## Start

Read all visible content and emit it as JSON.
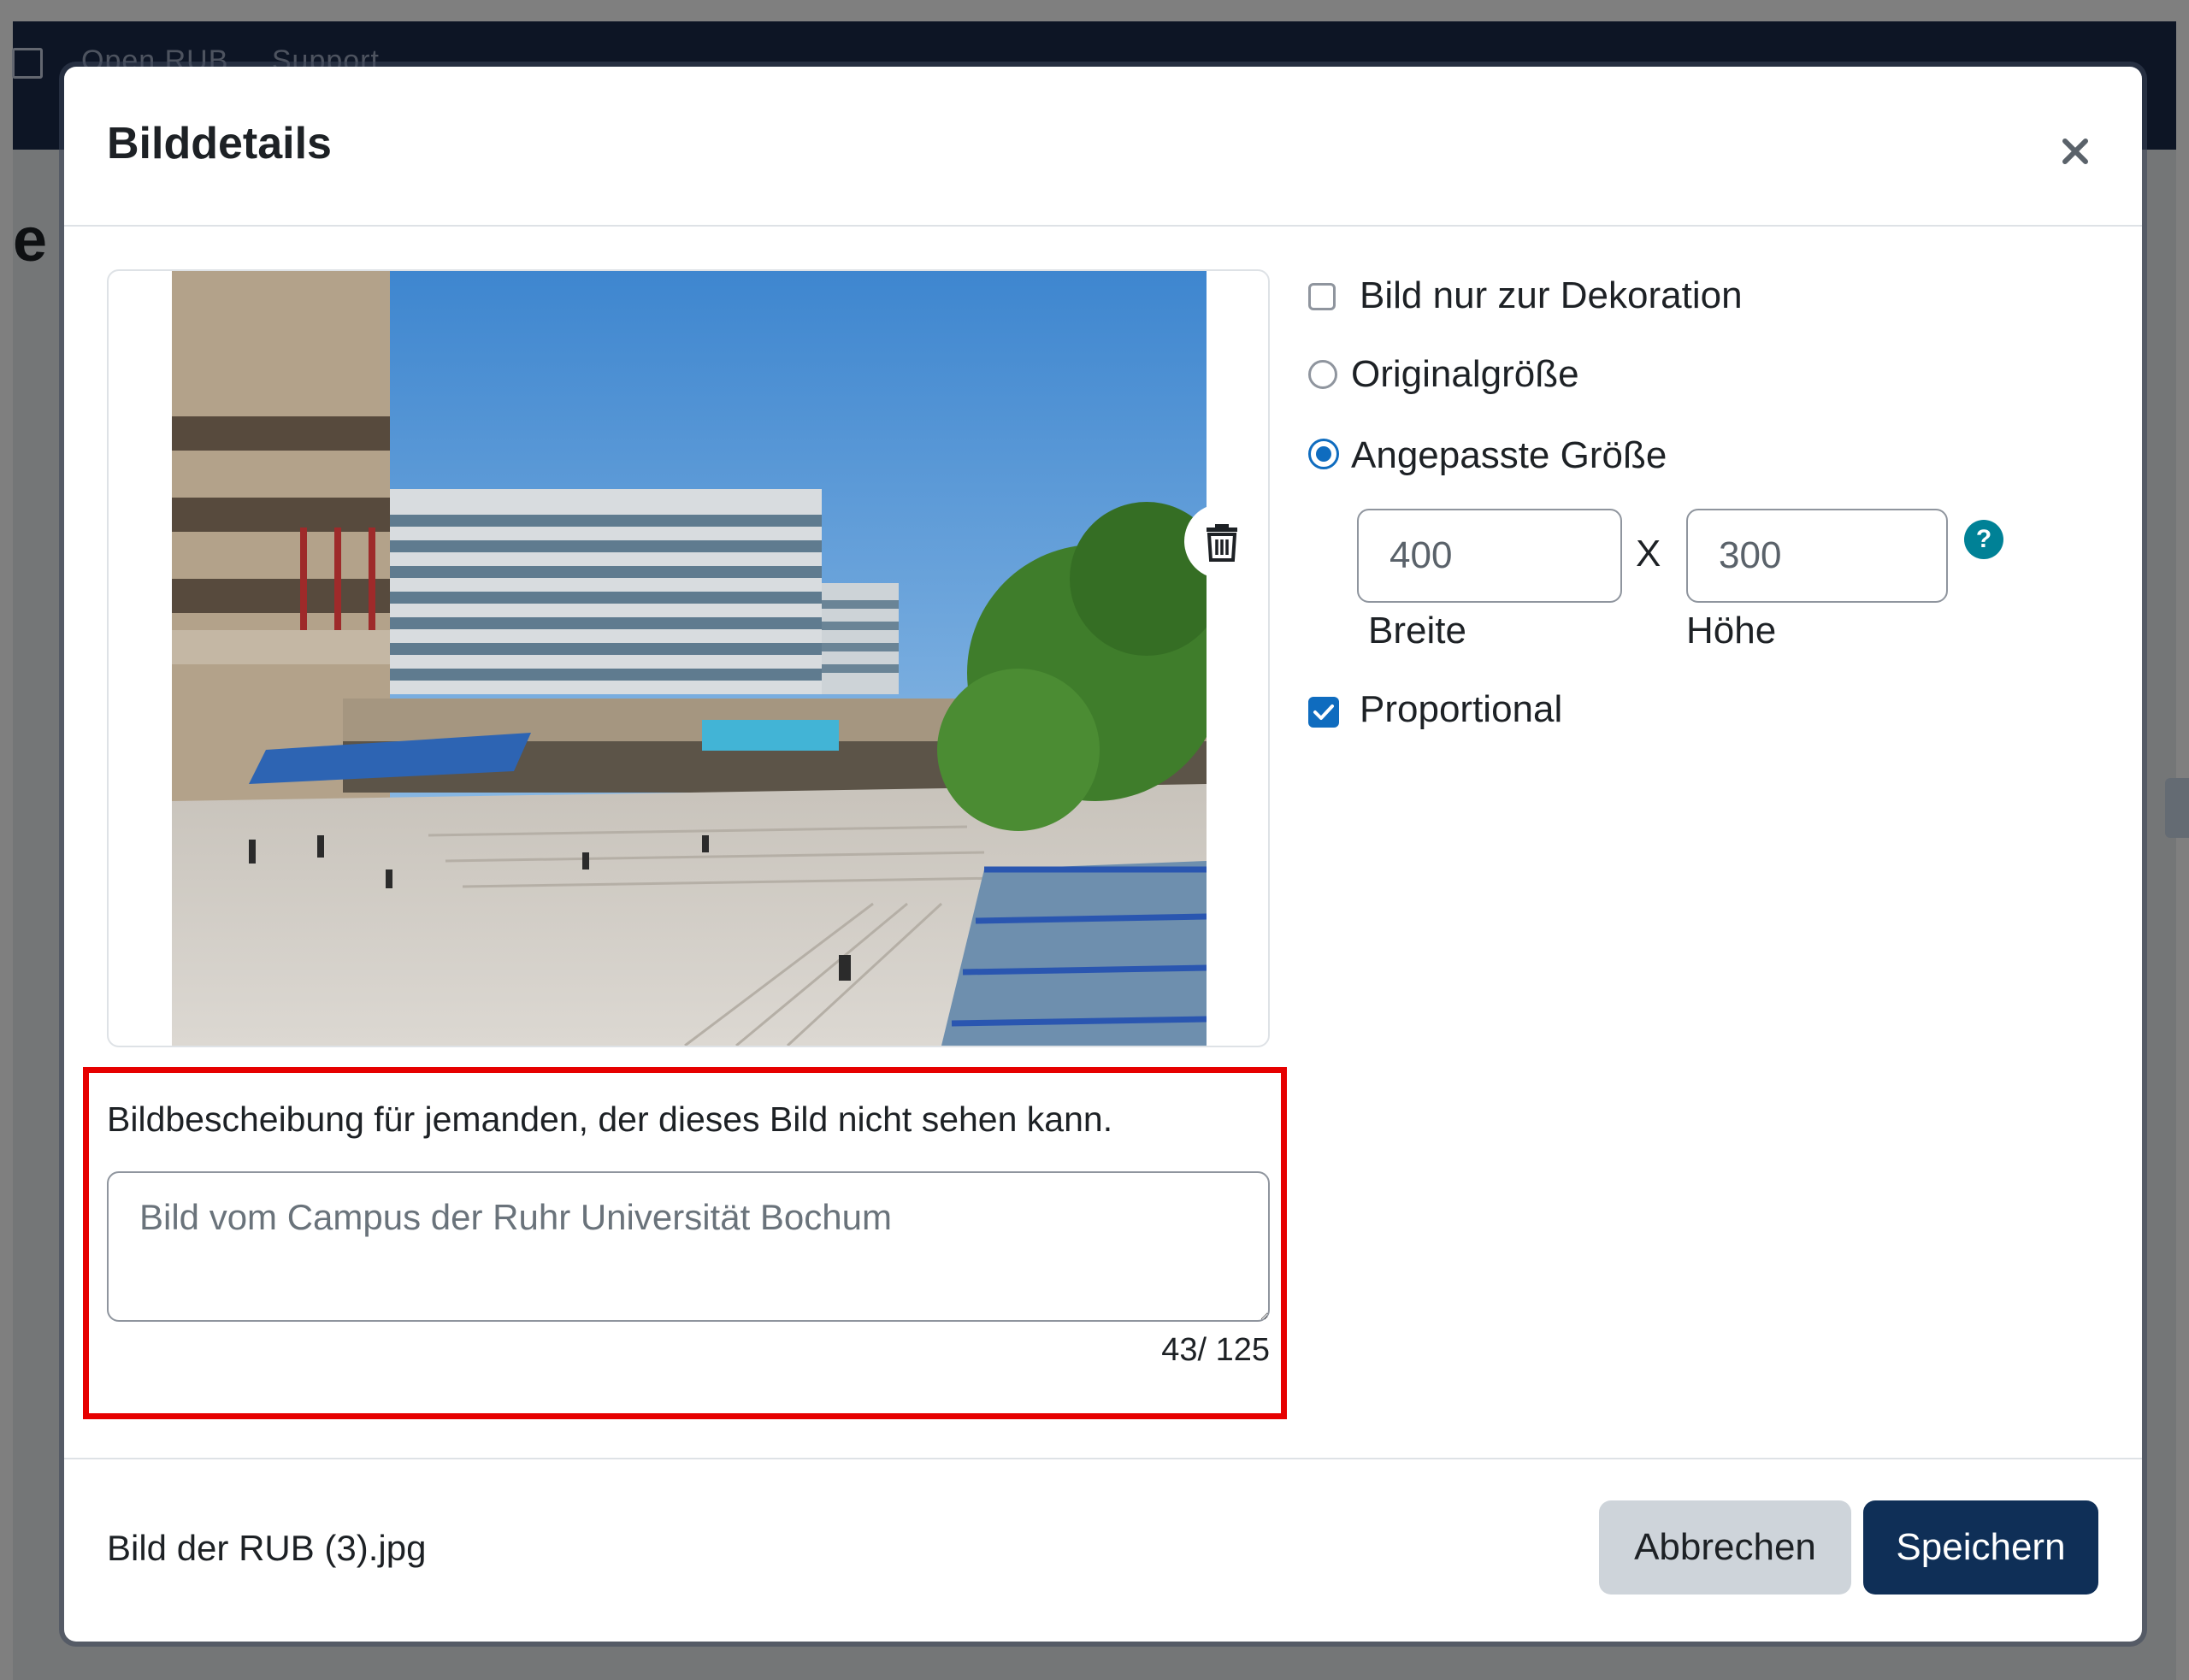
{
  "background": {
    "nav_links": [
      "Open RUB",
      "Support"
    ]
  },
  "dialog": {
    "title": "Bilddetails",
    "close_label": "×"
  },
  "image_preview": {
    "alt": "Bild vom Campus der Ruhr Universität Bochum"
  },
  "options": {
    "decorative_label": "Bild nur zur Dekoration",
    "decorative_checked": false,
    "original_size_label": "Originalgröße",
    "custom_size_label": "Angepasste Größe",
    "custom_size_selected": true,
    "width_value": "400",
    "height_value": "300",
    "separator": "X",
    "width_label": "Breite",
    "height_label": "Höhe",
    "help_icon": "?",
    "proportional_label": "Proportional",
    "proportional_checked": true
  },
  "alt_text": {
    "label": "Bildbescheibung für jemanden, der dieses Bild nicht sehen kann.",
    "value": "Bild vom Campus der Ruhr Universität Bochum",
    "char_count": "43/ 125"
  },
  "footer": {
    "filename": "Bild der RUB (3).jpg",
    "cancel_label": "Abbrechen",
    "save_label": "Speichern"
  },
  "colors": {
    "primary": "#0f6cbf",
    "save_button": "#0f2f57",
    "highlight": "#e60000",
    "help_icon": "#008196"
  }
}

## End

#### [Task objective]
Omit the pictures. Output every record above word for word.

#### [Response for this exercise]
Read all visible content and emit it as JSON.
{
  "background": {
    "nav_links": [
      "Open RUB",
      "Support"
    ]
  },
  "dialog": {
    "title": "Bilddetails",
    "close_label": "×"
  },
  "image_preview": {
    "alt": "Bild vom Campus der Ruhr Universität Bochum"
  },
  "options": {
    "decorative_label": "Bild nur zur Dekoration",
    "decorative_checked": false,
    "original_size_label": "Originalgröße",
    "custom_size_label": "Angepasste Größe",
    "custom_size_selected": true,
    "width_value": "400",
    "height_value": "300",
    "separator": "X",
    "width_label": "Breite",
    "height_label": "Höhe",
    "help_icon": "?",
    "proportional_label": "Proportional",
    "proportional_checked": true
  },
  "alt_text": {
    "label": "Bildbescheibung für jemanden, der dieses Bild nicht sehen kann.",
    "value": "Bild vom Campus der Ruhr Universität Bochum",
    "char_count": "43/ 125"
  },
  "footer": {
    "filename": "Bild der RUB (3).jpg",
    "cancel_label": "Abbrechen",
    "save_label": "Speichern"
  },
  "colors": {
    "primary": "#0f6cbf",
    "save_button": "#0f2f57",
    "highlight": "#e60000",
    "help_icon": "#008196"
  }
}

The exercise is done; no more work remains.